* begin Dataset *

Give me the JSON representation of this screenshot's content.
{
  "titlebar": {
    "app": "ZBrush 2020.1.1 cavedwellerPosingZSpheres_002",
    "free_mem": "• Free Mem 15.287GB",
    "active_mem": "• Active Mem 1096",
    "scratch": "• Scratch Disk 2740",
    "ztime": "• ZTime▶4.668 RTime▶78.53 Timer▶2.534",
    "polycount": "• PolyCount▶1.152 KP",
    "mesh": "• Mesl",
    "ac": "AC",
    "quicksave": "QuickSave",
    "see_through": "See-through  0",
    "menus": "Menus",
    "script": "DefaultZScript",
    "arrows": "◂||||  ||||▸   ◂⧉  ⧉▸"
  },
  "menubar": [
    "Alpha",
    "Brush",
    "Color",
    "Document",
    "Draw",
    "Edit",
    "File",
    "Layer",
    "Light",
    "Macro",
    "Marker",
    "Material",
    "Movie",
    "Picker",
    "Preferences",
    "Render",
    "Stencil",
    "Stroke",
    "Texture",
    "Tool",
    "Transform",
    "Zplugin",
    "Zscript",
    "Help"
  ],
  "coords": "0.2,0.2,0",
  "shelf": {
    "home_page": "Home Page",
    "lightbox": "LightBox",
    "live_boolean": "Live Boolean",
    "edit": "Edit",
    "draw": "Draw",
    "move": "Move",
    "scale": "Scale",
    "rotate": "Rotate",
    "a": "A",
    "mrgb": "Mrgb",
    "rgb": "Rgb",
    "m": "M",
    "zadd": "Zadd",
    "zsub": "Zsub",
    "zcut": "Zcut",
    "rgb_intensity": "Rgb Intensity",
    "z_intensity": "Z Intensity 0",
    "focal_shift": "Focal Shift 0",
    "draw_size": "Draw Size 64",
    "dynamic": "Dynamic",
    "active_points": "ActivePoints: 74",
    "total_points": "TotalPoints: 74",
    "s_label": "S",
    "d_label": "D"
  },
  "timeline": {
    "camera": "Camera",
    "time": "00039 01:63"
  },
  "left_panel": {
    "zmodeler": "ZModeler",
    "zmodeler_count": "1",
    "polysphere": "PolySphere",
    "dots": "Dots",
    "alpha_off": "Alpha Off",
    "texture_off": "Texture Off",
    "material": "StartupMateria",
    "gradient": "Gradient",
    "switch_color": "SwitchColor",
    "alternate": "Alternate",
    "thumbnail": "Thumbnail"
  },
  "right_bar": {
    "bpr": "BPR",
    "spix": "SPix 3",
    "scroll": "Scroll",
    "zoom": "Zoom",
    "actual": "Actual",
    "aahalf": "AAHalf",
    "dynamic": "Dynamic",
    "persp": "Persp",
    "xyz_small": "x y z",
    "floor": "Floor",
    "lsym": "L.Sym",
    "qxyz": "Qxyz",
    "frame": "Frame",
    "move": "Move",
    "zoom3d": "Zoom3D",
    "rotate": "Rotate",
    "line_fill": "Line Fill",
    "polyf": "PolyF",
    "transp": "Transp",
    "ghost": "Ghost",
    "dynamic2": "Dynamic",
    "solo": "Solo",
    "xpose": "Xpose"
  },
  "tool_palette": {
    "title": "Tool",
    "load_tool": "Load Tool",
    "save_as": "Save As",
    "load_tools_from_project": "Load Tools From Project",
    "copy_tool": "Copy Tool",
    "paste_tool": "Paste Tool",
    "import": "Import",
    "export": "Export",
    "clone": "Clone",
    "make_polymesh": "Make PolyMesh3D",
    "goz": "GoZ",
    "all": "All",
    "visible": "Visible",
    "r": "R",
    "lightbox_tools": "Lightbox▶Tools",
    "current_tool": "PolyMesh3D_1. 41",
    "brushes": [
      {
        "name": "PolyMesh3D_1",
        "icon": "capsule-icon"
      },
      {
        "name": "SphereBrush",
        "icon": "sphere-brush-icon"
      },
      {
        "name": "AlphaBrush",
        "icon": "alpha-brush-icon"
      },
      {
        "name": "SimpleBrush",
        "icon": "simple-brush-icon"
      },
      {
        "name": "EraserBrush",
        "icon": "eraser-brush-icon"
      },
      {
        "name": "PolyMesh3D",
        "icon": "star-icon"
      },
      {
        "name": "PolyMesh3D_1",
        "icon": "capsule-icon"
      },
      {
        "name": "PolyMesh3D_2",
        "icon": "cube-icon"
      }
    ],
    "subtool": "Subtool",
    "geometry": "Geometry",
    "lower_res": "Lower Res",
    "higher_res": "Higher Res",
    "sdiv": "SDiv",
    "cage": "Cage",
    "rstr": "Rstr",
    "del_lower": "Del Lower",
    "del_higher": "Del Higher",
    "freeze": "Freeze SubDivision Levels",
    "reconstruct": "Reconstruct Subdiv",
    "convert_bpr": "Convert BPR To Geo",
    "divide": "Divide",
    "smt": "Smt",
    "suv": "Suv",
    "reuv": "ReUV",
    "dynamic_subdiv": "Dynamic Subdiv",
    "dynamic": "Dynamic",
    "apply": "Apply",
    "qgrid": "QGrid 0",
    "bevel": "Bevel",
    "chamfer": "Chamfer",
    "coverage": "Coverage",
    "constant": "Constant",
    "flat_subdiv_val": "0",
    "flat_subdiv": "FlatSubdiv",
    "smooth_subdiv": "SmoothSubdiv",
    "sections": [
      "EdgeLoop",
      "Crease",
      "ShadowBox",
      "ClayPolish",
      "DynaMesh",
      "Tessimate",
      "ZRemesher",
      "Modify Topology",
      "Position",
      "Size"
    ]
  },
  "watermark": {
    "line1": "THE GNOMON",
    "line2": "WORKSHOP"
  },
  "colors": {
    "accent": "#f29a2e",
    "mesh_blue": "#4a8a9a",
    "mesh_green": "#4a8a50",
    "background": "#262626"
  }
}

* end Dataset *

## Task statement
Exact copies of all the records are required.

## Exercise answer
Give me the JSON representation of this screenshot's content.
{
  "titlebar": {
    "app": "ZBrush 2020.1.1 cavedwellerPosingZSpheres_002",
    "free_mem": "• Free Mem 15.287GB",
    "active_mem": "• Active Mem 1096",
    "scratch": "• Scratch Disk 2740",
    "ztime": "• ZTime▶4.668 RTime▶78.53 Timer▶2.534",
    "polycount": "• PolyCount▶1.152 KP",
    "mesh": "• Mesl",
    "ac": "AC",
    "quicksave": "QuickSave",
    "see_through": "See-through  0",
    "menus": "Menus",
    "script": "DefaultZScript",
    "arrows": "◂||||  ||||▸   ◂⧉  ⧉▸"
  },
  "menubar": [
    "Alpha",
    "Brush",
    "Color",
    "Document",
    "Draw",
    "Edit",
    "File",
    "Layer",
    "Light",
    "Macro",
    "Marker",
    "Material",
    "Movie",
    "Picker",
    "Preferences",
    "Render",
    "Stencil",
    "Stroke",
    "Texture",
    "Tool",
    "Transform",
    "Zplugin",
    "Zscript",
    "Help"
  ],
  "coords": "0.2,0.2,0",
  "shelf": {
    "home_page": "Home Page",
    "lightbox": "LightBox",
    "live_boolean": "Live Boolean",
    "edit": "Edit",
    "draw": "Draw",
    "move": "Move",
    "scale": "Scale",
    "rotate": "Rotate",
    "a": "A",
    "mrgb": "Mrgb",
    "rgb": "Rgb",
    "m": "M",
    "zadd": "Zadd",
    "zsub": "Zsub",
    "zcut": "Zcut",
    "rgb_intensity": "Rgb Intensity",
    "z_intensity": "Z Intensity 0",
    "focal_shift": "Focal Shift 0",
    "draw_size": "Draw Size 64",
    "dynamic": "Dynamic",
    "active_points": "ActivePoints: 74",
    "total_points": "TotalPoints: 74",
    "s_label": "S",
    "d_label": "D"
  },
  "timeline": {
    "camera": "Camera",
    "time": "00039 01:63"
  },
  "left_panel": {
    "zmodeler": "ZModeler",
    "zmodeler_count": "1",
    "polysphere": "PolySphere",
    "dots": "Dots",
    "alpha_off": "Alpha Off",
    "texture_off": "Texture Off",
    "material": "StartupMateria",
    "gradient": "Gradient",
    "switch_color": "SwitchColor",
    "alternate": "Alternate",
    "thumbnail": "Thumbnail"
  },
  "right_bar": {
    "bpr": "BPR",
    "spix": "SPix 3",
    "scroll": "Scroll",
    "zoom": "Zoom",
    "actual": "Actual",
    "aahalf": "AAHalf",
    "dynamic": "Dynamic",
    "persp": "Persp",
    "xyz_small": "x y z",
    "floor": "Floor",
    "lsym": "L.Sym",
    "qxyz": "Qxyz",
    "frame": "Frame",
    "move": "Move",
    "zoom3d": "Zoom3D",
    "rotate": "Rotate",
    "line_fill": "Line Fill",
    "polyf": "PolyF",
    "transp": "Transp",
    "ghost": "Ghost",
    "dynamic2": "Dynamic",
    "solo": "Solo",
    "xpose": "Xpose"
  },
  "tool_palette": {
    "title": "Tool",
    "load_tool": "Load Tool",
    "save_as": "Save As",
    "load_tools_from_project": "Load Tools From Project",
    "copy_tool": "Copy Tool",
    "paste_tool": "Paste Tool",
    "import": "Import",
    "export": "Export",
    "clone": "Clone",
    "make_polymesh": "Make PolyMesh3D",
    "goz": "GoZ",
    "all": "All",
    "visible": "Visible",
    "r": "R",
    "lightbox_tools": "Lightbox▶Tools",
    "current_tool": "PolyMesh3D_1. 41",
    "brushes": [
      {
        "name": "PolyMesh3D_1",
        "icon": "capsule-icon"
      },
      {
        "name": "SphereBrush",
        "icon": "sphere-brush-icon"
      },
      {
        "name": "AlphaBrush",
        "icon": "alpha-brush-icon"
      },
      {
        "name": "SimpleBrush",
        "icon": "simple-brush-icon"
      },
      {
        "name": "EraserBrush",
        "icon": "eraser-brush-icon"
      },
      {
        "name": "PolyMesh3D",
        "icon": "star-icon"
      },
      {
        "name": "PolyMesh3D_1",
        "icon": "capsule-icon"
      },
      {
        "name": "PolyMesh3D_2",
        "icon": "cube-icon"
      }
    ],
    "subtool": "Subtool",
    "geometry": "Geometry",
    "lower_res": "Lower Res",
    "higher_res": "Higher Res",
    "sdiv": "SDiv",
    "cage": "Cage",
    "rstr": "Rstr",
    "del_lower": "Del Lower",
    "del_higher": "Del Higher",
    "freeze": "Freeze SubDivision Levels",
    "reconstruct": "Reconstruct Subdiv",
    "convert_bpr": "Convert BPR To Geo",
    "divide": "Divide",
    "smt": "Smt",
    "suv": "Suv",
    "reuv": "ReUV",
    "dynamic_subdiv": "Dynamic Subdiv",
    "dynamic": "Dynamic",
    "apply": "Apply",
    "qgrid": "QGrid 0",
    "bevel": "Bevel",
    "chamfer": "Chamfer",
    "coverage": "Coverage",
    "constant": "Constant",
    "flat_subdiv_val": "0",
    "flat_subdiv": "FlatSubdiv",
    "smooth_subdiv": "SmoothSubdiv",
    "sections": [
      "EdgeLoop",
      "Crease",
      "ShadowBox",
      "ClayPolish",
      "DynaMesh",
      "Tessimate",
      "ZRemesher",
      "Modify Topology",
      "Position",
      "Size"
    ]
  },
  "watermark": {
    "line1": "THE GNOMON",
    "line2": "WORKSHOP"
  },
  "colors": {
    "accent": "#f29a2e",
    "mesh_blue": "#4a8a9a",
    "mesh_green": "#4a8a50",
    "background": "#262626"
  }
}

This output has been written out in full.